§ The exercise
Reproduce every one of the items below verbatim, keeping each line unchanged.

§ Listings of elements and their boxes
**********

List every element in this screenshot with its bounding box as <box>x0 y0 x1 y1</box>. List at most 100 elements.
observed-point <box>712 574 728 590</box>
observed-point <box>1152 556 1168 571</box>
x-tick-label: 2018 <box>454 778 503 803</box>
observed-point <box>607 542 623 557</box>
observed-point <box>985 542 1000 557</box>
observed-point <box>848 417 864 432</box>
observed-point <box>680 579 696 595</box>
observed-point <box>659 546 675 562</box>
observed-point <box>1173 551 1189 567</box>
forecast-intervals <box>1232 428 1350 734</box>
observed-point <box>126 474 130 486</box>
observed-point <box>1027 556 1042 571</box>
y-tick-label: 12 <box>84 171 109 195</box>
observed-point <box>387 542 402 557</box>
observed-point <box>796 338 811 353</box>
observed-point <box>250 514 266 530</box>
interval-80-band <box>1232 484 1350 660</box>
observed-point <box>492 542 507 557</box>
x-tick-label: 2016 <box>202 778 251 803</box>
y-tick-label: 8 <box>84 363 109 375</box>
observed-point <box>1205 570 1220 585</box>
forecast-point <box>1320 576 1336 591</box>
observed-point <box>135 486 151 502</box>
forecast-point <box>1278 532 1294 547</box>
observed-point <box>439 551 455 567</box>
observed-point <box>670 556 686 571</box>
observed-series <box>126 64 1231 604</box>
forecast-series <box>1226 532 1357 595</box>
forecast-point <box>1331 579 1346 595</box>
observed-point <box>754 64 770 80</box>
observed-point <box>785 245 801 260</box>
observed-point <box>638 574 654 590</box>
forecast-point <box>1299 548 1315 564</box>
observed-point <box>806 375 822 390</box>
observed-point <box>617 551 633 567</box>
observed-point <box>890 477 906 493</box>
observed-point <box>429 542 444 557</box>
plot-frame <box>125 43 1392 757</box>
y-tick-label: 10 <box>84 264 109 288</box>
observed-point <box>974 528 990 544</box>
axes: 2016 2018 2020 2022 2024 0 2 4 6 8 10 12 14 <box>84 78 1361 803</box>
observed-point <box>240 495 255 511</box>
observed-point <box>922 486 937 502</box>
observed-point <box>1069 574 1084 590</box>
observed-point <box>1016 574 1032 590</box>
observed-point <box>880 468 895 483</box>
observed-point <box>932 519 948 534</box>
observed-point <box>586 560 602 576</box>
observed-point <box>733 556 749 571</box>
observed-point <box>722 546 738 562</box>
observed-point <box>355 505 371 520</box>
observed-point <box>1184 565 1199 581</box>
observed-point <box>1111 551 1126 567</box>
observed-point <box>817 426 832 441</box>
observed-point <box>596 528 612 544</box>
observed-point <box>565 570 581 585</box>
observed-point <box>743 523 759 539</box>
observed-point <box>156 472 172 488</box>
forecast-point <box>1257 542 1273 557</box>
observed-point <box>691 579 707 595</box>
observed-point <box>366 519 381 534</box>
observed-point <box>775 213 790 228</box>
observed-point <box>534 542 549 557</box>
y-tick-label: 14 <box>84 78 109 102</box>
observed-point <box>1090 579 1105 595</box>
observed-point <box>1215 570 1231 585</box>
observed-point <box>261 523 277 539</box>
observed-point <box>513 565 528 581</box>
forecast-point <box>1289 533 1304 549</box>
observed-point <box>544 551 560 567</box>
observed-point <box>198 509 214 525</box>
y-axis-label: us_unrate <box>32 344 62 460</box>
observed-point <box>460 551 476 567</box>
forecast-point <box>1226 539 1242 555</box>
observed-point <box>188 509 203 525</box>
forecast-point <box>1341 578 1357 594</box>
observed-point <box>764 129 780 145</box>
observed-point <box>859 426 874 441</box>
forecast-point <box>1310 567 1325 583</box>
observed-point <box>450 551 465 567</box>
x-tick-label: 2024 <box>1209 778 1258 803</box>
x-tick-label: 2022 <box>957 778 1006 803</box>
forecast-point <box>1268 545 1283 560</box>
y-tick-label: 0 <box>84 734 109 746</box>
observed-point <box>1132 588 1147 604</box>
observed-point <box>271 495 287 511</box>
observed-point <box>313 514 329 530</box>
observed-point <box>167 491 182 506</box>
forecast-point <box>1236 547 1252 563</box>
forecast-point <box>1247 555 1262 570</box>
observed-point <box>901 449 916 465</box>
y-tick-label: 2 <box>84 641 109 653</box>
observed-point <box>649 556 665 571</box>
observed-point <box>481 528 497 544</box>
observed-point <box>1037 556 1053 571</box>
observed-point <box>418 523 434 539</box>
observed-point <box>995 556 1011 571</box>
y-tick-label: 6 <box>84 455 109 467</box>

**********

§ Worked solution
List every element in this screenshot with its bounding box as <box>x0 y0 x1 y1</box>. List at most 100 elements.
observed-point <box>712 574 728 590</box>
observed-point <box>1152 556 1168 571</box>
x-tick-label: 2018 <box>454 778 503 803</box>
observed-point <box>607 542 623 557</box>
observed-point <box>985 542 1000 557</box>
observed-point <box>848 417 864 432</box>
observed-point <box>680 579 696 595</box>
observed-point <box>659 546 675 562</box>
observed-point <box>1173 551 1189 567</box>
forecast-intervals <box>1232 428 1350 734</box>
observed-point <box>126 474 130 486</box>
observed-point <box>1027 556 1042 571</box>
y-tick-label: 12 <box>84 171 109 195</box>
observed-point <box>387 542 402 557</box>
observed-point <box>796 338 811 353</box>
observed-point <box>250 514 266 530</box>
interval-80-band <box>1232 484 1350 660</box>
observed-point <box>492 542 507 557</box>
x-tick-label: 2016 <box>202 778 251 803</box>
y-tick-label: 8 <box>84 363 109 375</box>
observed-point <box>1205 570 1220 585</box>
forecast-point <box>1320 576 1336 591</box>
observed-point <box>135 486 151 502</box>
forecast-point <box>1278 532 1294 547</box>
observed-point <box>439 551 455 567</box>
observed-point <box>670 556 686 571</box>
observed-series <box>126 64 1231 604</box>
forecast-series <box>1226 532 1357 595</box>
forecast-point <box>1331 579 1346 595</box>
observed-point <box>754 64 770 80</box>
observed-point <box>785 245 801 260</box>
observed-point <box>638 574 654 590</box>
forecast-point <box>1299 548 1315 564</box>
observed-point <box>806 375 822 390</box>
observed-point <box>617 551 633 567</box>
observed-point <box>890 477 906 493</box>
observed-point <box>429 542 444 557</box>
plot-frame <box>125 43 1392 757</box>
y-tick-label: 10 <box>84 264 109 288</box>
observed-point <box>974 528 990 544</box>
axes: 2016 2018 2020 2022 2024 0 2 4 6 8 10 12 14 <box>84 78 1361 803</box>
observed-point <box>240 495 255 511</box>
observed-point <box>922 486 937 502</box>
observed-point <box>1069 574 1084 590</box>
observed-point <box>1016 574 1032 590</box>
observed-point <box>880 468 895 483</box>
observed-point <box>932 519 948 534</box>
observed-point <box>586 560 602 576</box>
observed-point <box>733 556 749 571</box>
observed-point <box>722 546 738 562</box>
observed-point <box>355 505 371 520</box>
observed-point <box>1184 565 1199 581</box>
observed-point <box>1111 551 1126 567</box>
observed-point <box>817 426 832 441</box>
observed-point <box>596 528 612 544</box>
observed-point <box>565 570 581 585</box>
observed-point <box>743 523 759 539</box>
observed-point <box>156 472 172 488</box>
forecast-point <box>1257 542 1273 557</box>
observed-point <box>691 579 707 595</box>
observed-point <box>366 519 381 534</box>
observed-point <box>775 213 790 228</box>
observed-point <box>534 542 549 557</box>
y-tick-label: 14 <box>84 78 109 102</box>
observed-point <box>1090 579 1105 595</box>
observed-point <box>1215 570 1231 585</box>
observed-point <box>261 523 277 539</box>
observed-point <box>513 565 528 581</box>
forecast-point <box>1289 533 1304 549</box>
observed-point <box>544 551 560 567</box>
observed-point <box>198 509 214 525</box>
y-axis-label: us_unrate <box>32 344 62 460</box>
observed-point <box>460 551 476 567</box>
forecast-point <box>1226 539 1242 555</box>
observed-point <box>188 509 203 525</box>
forecast-point <box>1341 578 1357 594</box>
observed-point <box>764 129 780 145</box>
observed-point <box>859 426 874 441</box>
forecast-point <box>1310 567 1325 583</box>
observed-point <box>450 551 465 567</box>
x-tick-label: 2024 <box>1209 778 1258 803</box>
x-tick-label: 2022 <box>957 778 1006 803</box>
forecast-point <box>1268 545 1283 560</box>
y-tick-label: 0 <box>84 734 109 746</box>
observed-point <box>1132 588 1147 604</box>
observed-point <box>271 495 287 511</box>
observed-point <box>313 514 329 530</box>
observed-point <box>167 491 182 506</box>
forecast-point <box>1236 547 1252 563</box>
forecast-point <box>1247 555 1262 570</box>
observed-point <box>901 449 916 465</box>
y-tick-label: 2 <box>84 641 109 653</box>
observed-point <box>649 556 665 571</box>
observed-point <box>481 528 497 544</box>
observed-point <box>1037 556 1053 571</box>
observed-point <box>418 523 434 539</box>
observed-point <box>995 556 1011 571</box>
y-tick-label: 6 <box>84 455 109 467</box>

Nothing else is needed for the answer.